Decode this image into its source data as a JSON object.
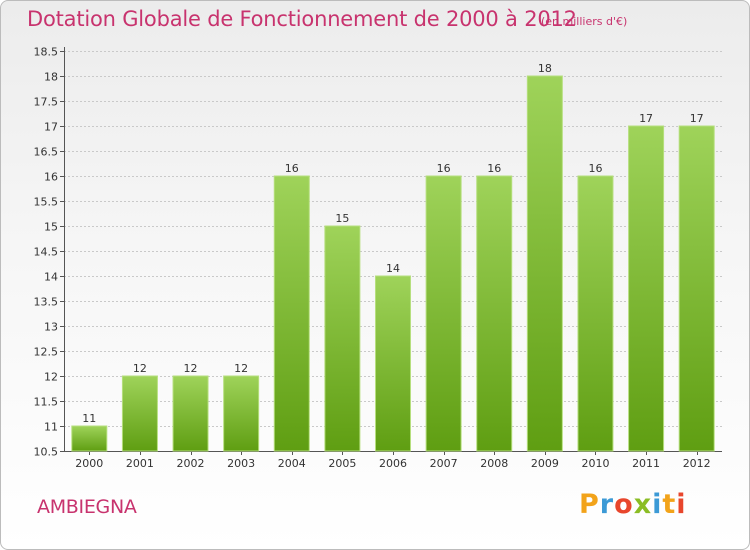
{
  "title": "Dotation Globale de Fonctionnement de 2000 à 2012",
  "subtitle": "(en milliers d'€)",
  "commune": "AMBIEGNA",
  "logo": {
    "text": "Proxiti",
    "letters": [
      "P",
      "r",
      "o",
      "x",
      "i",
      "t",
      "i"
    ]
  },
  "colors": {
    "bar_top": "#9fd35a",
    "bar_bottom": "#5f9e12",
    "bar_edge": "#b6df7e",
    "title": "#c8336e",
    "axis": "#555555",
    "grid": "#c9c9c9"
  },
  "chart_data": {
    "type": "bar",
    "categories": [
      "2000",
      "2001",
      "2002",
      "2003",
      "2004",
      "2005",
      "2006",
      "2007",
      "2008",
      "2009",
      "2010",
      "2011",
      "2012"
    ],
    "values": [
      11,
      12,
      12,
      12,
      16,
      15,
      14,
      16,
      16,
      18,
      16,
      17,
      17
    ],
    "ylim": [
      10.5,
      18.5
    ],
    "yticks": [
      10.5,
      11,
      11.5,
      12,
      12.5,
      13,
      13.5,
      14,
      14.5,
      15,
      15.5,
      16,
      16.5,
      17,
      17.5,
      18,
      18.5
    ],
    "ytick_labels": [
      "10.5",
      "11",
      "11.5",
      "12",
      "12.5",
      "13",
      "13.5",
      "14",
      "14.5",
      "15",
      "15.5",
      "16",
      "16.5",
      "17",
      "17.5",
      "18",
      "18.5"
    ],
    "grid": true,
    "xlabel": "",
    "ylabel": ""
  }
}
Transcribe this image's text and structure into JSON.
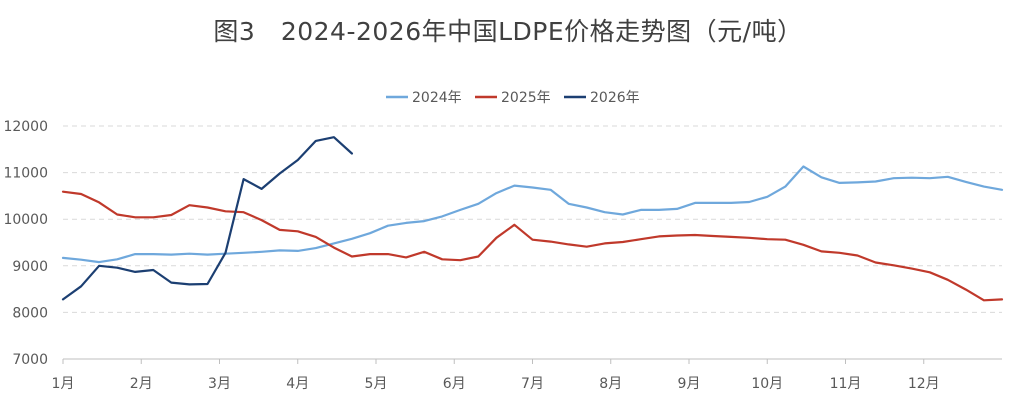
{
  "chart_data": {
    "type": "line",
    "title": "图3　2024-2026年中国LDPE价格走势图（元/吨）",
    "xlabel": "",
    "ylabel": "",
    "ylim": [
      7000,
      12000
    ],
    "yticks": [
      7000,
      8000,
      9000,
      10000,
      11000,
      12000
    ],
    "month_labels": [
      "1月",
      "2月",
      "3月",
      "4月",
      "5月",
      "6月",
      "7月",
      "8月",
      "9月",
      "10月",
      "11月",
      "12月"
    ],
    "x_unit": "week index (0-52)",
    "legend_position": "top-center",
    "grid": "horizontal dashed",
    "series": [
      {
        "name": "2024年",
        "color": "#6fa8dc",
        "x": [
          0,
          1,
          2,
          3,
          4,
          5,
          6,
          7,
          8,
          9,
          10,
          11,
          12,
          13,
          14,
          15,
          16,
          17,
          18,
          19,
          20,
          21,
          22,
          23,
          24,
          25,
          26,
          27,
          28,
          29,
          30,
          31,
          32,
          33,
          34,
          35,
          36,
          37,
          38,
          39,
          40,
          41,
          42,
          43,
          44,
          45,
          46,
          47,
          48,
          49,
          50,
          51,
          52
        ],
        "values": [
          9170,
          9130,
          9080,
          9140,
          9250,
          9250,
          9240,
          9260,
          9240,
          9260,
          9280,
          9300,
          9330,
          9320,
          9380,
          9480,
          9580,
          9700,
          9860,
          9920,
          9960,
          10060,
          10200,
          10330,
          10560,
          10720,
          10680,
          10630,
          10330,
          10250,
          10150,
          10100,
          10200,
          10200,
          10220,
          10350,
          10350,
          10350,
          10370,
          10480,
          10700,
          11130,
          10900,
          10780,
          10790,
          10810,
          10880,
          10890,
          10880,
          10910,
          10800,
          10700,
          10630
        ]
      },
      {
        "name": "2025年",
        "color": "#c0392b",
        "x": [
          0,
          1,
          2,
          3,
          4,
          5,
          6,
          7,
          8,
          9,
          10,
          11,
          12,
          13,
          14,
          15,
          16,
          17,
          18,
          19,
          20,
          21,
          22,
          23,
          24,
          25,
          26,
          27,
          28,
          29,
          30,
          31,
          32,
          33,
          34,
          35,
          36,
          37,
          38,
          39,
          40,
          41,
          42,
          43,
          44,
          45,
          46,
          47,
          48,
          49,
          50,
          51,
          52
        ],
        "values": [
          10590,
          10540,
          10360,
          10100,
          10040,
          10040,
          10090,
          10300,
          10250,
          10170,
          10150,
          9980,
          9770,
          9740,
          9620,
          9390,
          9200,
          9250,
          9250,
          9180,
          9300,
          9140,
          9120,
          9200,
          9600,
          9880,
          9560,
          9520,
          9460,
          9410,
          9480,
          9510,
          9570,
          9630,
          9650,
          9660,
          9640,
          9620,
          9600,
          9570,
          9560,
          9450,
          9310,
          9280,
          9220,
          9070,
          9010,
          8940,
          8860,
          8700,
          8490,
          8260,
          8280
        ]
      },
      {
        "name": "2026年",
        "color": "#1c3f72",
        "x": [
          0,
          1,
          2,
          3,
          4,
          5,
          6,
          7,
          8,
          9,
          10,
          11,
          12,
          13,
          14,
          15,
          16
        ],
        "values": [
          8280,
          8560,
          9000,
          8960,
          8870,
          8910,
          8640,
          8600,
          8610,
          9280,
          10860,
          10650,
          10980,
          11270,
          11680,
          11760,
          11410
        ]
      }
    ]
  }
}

□ □ □ □

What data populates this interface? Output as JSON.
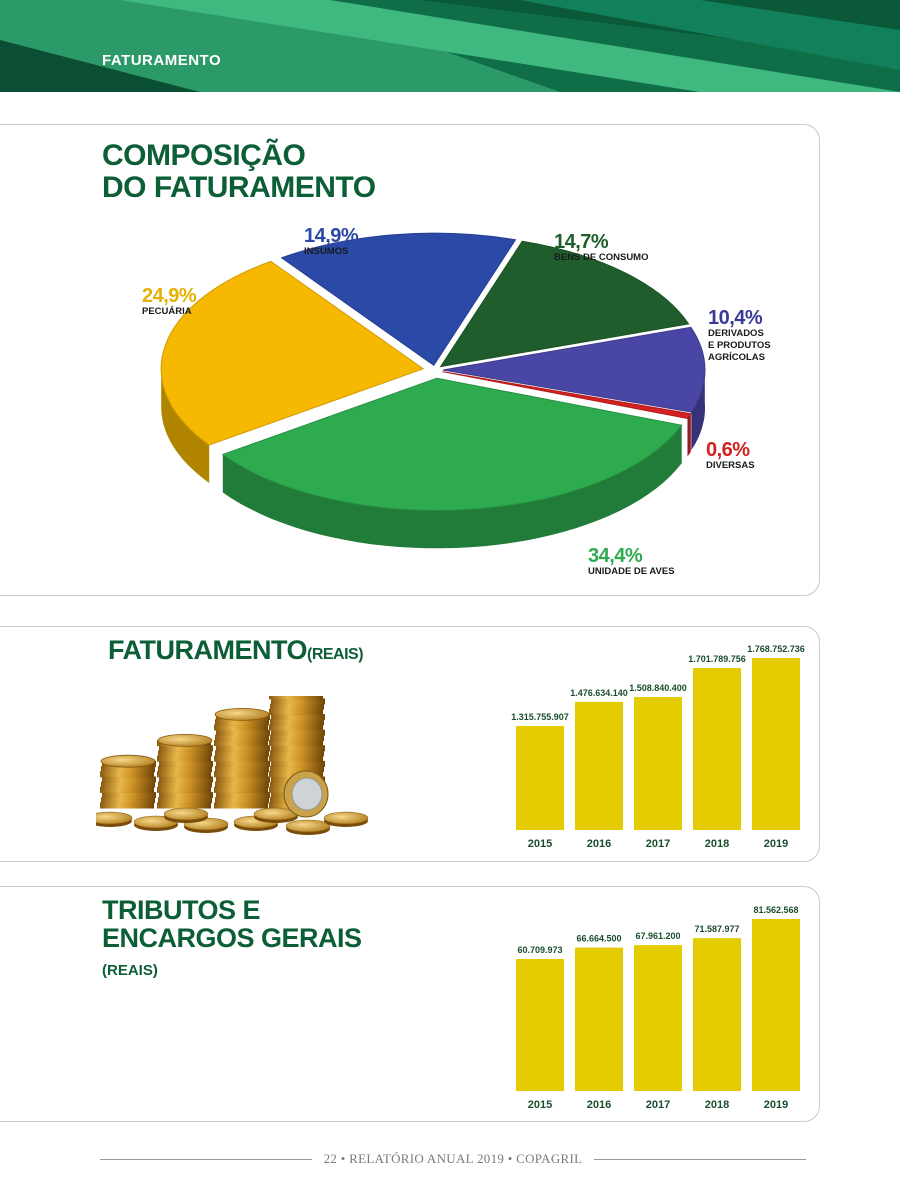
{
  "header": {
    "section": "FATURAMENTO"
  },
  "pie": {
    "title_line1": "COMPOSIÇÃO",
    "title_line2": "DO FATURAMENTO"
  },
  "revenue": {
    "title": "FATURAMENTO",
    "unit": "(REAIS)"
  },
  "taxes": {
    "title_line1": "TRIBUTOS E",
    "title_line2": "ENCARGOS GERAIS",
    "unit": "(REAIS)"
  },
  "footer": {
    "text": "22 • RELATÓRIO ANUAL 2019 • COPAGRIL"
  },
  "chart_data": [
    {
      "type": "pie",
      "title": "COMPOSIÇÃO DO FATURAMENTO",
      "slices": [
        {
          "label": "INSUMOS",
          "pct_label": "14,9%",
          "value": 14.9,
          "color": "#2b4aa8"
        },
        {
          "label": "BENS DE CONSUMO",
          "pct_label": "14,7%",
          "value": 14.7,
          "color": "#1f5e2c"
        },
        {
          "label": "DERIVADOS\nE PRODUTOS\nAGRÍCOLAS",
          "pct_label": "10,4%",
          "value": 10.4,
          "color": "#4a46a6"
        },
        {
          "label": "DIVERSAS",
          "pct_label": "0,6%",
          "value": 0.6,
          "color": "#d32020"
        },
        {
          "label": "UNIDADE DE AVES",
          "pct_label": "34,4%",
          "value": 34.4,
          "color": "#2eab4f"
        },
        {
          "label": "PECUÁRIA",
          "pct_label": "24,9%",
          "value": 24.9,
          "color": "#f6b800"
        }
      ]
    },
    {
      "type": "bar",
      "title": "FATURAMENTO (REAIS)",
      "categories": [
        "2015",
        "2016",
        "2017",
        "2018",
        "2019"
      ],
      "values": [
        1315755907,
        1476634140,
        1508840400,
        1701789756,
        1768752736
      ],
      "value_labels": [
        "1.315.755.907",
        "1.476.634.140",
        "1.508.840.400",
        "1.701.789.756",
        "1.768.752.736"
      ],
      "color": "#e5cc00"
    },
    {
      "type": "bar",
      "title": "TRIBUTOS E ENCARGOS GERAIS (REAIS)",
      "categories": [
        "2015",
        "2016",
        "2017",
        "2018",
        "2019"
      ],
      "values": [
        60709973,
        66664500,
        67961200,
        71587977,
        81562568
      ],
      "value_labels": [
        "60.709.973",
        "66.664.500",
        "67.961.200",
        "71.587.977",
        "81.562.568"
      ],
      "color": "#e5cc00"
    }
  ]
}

□ □ □ □

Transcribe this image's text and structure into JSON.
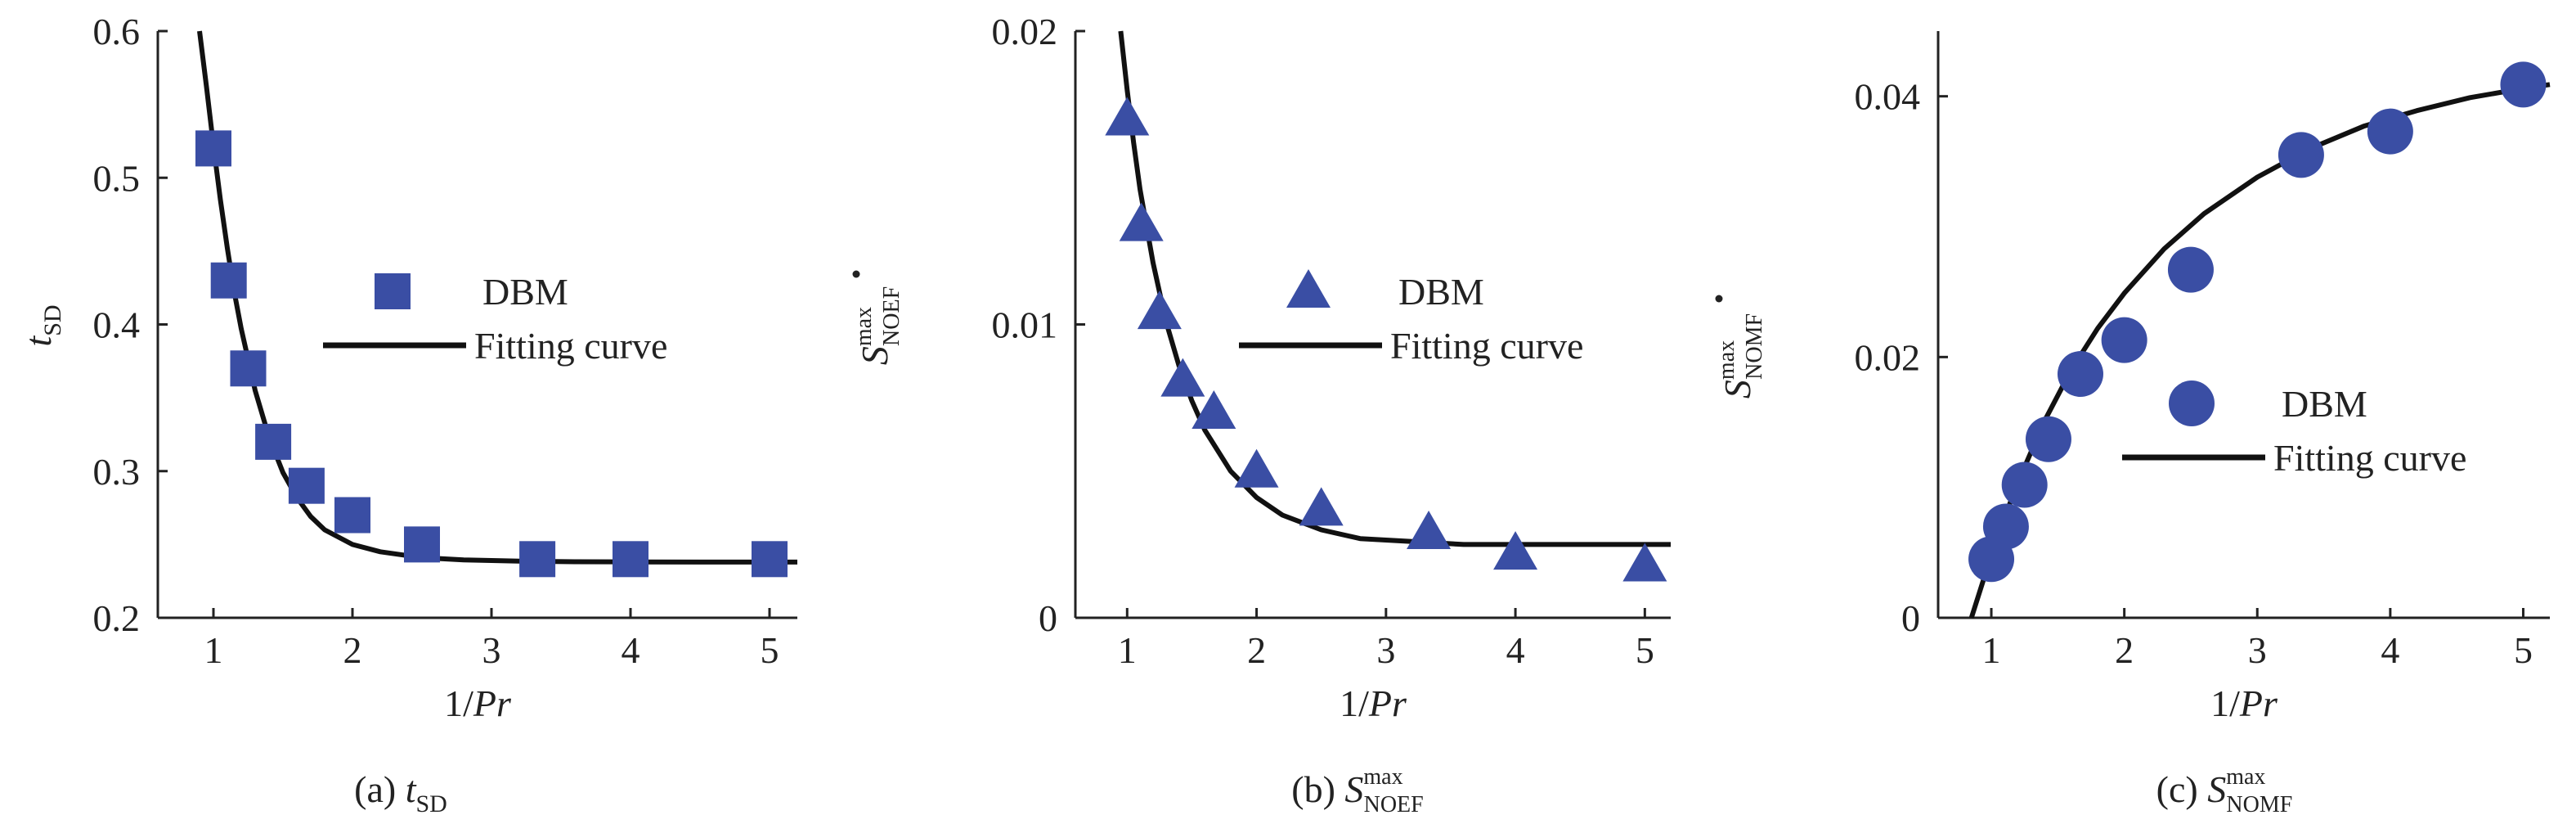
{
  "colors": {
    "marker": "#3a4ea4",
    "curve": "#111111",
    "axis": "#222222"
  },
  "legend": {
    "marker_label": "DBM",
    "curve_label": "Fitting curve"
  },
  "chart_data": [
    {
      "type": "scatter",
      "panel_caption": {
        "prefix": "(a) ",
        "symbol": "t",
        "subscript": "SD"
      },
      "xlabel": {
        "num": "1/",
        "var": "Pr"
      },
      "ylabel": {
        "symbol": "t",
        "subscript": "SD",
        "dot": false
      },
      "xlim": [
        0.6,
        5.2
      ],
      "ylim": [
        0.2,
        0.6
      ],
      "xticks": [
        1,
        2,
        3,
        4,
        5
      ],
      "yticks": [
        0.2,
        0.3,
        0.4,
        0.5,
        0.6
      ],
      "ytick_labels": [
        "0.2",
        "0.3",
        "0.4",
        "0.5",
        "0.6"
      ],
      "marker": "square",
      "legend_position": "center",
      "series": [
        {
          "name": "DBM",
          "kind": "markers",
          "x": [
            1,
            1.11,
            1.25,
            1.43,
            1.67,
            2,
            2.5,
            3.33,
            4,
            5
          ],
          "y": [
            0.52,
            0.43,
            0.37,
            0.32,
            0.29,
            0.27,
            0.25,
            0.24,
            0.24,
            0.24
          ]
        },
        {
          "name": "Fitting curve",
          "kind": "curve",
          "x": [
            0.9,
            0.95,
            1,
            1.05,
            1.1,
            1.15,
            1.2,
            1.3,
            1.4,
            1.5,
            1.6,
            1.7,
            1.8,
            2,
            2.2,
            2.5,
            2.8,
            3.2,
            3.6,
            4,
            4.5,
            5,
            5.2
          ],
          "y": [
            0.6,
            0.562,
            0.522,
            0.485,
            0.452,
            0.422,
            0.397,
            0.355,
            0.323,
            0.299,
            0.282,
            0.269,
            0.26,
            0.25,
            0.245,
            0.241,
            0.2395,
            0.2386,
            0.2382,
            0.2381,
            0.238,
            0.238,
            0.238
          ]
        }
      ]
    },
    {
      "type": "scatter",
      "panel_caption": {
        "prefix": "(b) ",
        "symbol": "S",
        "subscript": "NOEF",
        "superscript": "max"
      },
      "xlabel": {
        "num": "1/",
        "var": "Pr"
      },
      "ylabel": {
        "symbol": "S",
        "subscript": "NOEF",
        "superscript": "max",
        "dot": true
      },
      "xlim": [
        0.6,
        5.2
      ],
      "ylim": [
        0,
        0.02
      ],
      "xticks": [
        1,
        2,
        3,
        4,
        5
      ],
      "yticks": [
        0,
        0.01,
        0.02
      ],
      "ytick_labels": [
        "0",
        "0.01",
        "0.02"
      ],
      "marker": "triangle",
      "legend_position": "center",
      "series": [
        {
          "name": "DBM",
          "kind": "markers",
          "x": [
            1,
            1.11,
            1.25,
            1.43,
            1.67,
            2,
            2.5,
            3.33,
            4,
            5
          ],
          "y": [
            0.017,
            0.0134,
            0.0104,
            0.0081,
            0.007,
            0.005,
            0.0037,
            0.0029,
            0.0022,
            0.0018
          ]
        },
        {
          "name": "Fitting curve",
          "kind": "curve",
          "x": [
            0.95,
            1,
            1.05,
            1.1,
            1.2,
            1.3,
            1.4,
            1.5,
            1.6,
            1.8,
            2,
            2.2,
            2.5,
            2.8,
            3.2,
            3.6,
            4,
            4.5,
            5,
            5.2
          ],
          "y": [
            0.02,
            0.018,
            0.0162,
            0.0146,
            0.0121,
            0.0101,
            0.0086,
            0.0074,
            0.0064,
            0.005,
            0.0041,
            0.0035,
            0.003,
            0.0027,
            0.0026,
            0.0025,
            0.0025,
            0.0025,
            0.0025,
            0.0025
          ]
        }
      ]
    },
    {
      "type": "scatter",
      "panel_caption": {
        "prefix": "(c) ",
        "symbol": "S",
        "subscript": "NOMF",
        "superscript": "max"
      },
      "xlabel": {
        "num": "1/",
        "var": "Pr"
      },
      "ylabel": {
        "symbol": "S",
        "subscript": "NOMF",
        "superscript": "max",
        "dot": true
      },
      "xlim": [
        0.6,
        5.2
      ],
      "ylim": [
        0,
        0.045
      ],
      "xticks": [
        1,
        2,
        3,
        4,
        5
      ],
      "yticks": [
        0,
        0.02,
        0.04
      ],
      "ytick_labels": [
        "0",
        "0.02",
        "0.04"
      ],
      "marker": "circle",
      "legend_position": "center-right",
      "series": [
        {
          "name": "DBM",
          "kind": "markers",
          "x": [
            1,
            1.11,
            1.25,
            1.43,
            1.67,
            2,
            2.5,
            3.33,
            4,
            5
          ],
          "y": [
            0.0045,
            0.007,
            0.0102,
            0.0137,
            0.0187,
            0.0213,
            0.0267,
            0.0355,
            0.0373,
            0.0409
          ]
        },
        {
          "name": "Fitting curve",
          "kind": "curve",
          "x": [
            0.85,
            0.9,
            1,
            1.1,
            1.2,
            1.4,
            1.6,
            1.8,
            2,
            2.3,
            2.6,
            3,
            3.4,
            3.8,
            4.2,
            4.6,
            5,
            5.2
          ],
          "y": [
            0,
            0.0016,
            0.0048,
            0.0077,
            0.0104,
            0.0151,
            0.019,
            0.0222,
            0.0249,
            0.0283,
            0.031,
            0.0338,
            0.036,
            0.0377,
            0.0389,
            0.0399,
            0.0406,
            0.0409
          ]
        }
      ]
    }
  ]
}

□ □ □ □

**INSTRUCTIONS FOR THE TASK**.
Find the lines containing "FATURAMENTO" and pull them out.

**WRITTEN ANSWER**.
    "section": "FATURAMENTO"
    "title_line2": "DO FATURAMENTO"
    "title": "FATURAMENTO",
      "title": "COMPOSIÇÃO DO FATURAMENTO",
      "title": "FATURAMENTO (REAIS)",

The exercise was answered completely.